Text to read >>
--------------------------------------------------

Repository software may integrate digital preservation tools (or equivalent functionality) or an organization may define for itself a digital preservation workflow that integrates tools at appropriate points in the process. Recent examples of tools used for digital preservation include those that identify and evaluate file formats (e.g., JHOVE, DROID), that normalize files to preservable formats (e.g., XENA), that generate and capture metadata (e.g., the NLNZ metadata extractor), and that produce a unique identifier and aid in detecting changes to files (e.g., checksums). The October 2006 RLG DigiNews FAQ reviewed the NLNZ Metadata Extractor and several other tools. These developments represent progress, but the community has some ways to go before digital preservation is fully automated and fully-compliant digital preservation systems are available.
The “To Be”
There is significant research and development work underway that is targeting the development, enhancement, and scalability of tools and repository software. RLG DigiNews highlighted 10 promising digital preservation research programs in August 2005. The “to be” category for the technology leg could be categorized as making it possible to do more through automation and to provide the means to integrate audit requirements and measures into digital preservation management.
Scalable capabilities Scaling repository software to the increasing size of digital content containers (e.g., digital video files) and the extent of digital content to be preserved is a capacity and capability issue that largely remains in the “to be” category. The past decade has also seen the publication of recommendations from the National Science Foundation (NSF) in the US and the Community Research & Development Information Service (CORDIS) in the EU about the infrastructure that will harness the potential of technology developments to support and enable research. These programs provide a framework for development.

--------------------------------------------------

Extracted entries >>

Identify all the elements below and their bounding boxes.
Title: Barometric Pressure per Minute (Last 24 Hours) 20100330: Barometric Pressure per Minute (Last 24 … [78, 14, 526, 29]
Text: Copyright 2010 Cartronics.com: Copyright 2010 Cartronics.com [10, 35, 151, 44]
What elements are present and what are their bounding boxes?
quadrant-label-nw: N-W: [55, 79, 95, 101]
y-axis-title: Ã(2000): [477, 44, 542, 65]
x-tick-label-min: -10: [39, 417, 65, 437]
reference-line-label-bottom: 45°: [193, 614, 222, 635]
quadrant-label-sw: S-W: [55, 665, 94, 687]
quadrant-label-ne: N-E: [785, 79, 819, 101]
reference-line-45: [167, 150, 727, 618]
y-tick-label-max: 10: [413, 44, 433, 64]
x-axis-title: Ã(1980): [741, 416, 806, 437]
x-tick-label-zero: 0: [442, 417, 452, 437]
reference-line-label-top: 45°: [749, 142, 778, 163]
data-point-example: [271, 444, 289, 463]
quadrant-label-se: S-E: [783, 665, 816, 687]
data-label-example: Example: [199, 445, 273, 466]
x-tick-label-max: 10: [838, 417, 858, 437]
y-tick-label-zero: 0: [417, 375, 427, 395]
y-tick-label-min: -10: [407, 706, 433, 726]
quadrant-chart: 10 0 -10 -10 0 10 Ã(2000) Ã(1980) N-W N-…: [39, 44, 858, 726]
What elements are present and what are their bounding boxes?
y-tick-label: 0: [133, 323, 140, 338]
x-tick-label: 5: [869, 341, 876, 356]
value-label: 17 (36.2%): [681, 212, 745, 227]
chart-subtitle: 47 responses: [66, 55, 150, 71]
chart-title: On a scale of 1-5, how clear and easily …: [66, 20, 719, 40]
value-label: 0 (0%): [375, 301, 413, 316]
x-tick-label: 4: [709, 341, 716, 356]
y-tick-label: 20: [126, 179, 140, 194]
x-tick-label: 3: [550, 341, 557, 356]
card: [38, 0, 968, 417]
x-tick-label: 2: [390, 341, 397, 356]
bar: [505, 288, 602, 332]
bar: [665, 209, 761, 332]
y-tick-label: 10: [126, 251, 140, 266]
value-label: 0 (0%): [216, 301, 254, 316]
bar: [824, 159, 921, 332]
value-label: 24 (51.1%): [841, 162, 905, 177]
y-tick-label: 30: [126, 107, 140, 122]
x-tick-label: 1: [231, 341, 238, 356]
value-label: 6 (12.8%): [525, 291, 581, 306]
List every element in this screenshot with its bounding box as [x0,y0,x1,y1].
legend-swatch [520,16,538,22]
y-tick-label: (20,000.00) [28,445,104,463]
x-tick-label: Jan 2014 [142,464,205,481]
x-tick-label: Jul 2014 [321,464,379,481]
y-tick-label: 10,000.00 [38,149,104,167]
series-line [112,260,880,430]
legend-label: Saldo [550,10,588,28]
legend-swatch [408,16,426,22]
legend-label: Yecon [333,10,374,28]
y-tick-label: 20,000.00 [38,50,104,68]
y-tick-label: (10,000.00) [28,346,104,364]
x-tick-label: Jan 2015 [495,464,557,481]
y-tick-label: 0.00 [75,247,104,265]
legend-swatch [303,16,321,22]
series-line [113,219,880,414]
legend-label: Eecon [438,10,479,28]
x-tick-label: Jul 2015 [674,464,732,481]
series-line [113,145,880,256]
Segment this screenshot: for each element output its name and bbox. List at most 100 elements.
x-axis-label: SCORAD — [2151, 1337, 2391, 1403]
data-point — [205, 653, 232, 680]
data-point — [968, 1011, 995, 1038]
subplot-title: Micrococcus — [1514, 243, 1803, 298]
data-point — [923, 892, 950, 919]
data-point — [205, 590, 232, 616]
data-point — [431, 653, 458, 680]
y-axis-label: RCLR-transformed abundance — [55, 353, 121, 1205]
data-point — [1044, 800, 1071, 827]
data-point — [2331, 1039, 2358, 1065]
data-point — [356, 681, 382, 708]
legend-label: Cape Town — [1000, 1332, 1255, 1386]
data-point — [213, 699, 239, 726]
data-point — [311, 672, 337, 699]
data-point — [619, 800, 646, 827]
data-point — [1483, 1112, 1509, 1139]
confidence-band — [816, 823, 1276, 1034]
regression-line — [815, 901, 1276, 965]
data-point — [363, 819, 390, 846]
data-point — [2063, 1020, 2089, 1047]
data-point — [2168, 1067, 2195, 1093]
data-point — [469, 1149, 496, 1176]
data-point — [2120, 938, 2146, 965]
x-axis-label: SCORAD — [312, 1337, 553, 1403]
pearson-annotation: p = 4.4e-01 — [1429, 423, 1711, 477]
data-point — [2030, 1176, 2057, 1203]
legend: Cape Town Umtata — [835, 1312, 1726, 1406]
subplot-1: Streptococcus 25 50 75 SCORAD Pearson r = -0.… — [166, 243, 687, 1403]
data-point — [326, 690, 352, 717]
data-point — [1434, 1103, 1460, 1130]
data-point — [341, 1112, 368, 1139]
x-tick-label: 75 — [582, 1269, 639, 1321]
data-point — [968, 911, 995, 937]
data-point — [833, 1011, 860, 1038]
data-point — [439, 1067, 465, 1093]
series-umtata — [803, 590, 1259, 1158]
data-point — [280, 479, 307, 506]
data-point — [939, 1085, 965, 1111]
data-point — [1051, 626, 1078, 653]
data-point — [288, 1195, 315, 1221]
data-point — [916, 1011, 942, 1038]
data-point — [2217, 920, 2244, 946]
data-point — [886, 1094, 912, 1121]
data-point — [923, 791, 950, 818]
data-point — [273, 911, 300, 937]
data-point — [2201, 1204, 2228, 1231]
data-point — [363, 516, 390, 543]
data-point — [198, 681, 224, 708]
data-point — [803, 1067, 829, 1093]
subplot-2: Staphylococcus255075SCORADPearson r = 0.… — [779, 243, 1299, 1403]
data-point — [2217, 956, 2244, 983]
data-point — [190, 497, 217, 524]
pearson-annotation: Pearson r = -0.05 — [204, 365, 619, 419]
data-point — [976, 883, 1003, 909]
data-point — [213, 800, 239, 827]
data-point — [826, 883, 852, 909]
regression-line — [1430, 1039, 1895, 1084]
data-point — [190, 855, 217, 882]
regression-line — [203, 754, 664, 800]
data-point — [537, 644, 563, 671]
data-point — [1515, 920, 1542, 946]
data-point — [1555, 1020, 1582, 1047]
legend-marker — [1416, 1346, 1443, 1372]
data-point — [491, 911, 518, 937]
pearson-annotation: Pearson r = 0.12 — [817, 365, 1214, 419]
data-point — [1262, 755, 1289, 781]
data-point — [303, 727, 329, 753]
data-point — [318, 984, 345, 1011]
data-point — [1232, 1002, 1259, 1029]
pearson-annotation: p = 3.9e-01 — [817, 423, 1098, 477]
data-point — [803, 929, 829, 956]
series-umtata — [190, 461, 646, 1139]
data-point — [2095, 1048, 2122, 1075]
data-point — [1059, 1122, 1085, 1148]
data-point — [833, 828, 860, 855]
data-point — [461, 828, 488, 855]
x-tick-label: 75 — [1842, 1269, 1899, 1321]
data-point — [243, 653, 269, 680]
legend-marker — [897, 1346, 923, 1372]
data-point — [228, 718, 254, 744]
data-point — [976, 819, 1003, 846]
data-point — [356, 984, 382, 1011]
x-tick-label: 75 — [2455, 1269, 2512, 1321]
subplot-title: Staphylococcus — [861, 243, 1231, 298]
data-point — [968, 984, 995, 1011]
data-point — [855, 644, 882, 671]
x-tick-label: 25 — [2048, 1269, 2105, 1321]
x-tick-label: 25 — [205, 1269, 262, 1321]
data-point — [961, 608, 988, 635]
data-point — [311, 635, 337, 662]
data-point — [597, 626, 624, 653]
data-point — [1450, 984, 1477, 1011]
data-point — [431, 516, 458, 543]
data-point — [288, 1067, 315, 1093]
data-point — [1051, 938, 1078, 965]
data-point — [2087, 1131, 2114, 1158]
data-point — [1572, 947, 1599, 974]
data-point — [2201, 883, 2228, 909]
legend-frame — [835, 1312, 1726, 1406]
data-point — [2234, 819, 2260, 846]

--------------------------------------------------

Requirements >>
- a) In the digital preservation text, which tool is given as an example of one that normalizes files to preservable formats?
- b) Reproduce word for word the part of the digital preservation text from "There is significant" to "digital preservation management.".
- c) Translate this sentence from the digital preservation text into Spanish: "RLG DigiNews highlighted 10 promising digital preservation research programs in August 2005."

Results for each task >>
- a) XENA

- b)
There is significant research and development work underway that is targeting the development, enhancement, and scalability of tools and repository software. RLG DigiNews highlighted 10 promising digital preservation research programs in August 2005. The “to be” category for the technology leg could be categorized as making it possible to do more through automation and to provide the means to integrate audit requirements and measures into digital preservation management.

- c) RLG DigiNews destacó 10 prometedores programas de investigación sobre preservación digital en agosto de 2005.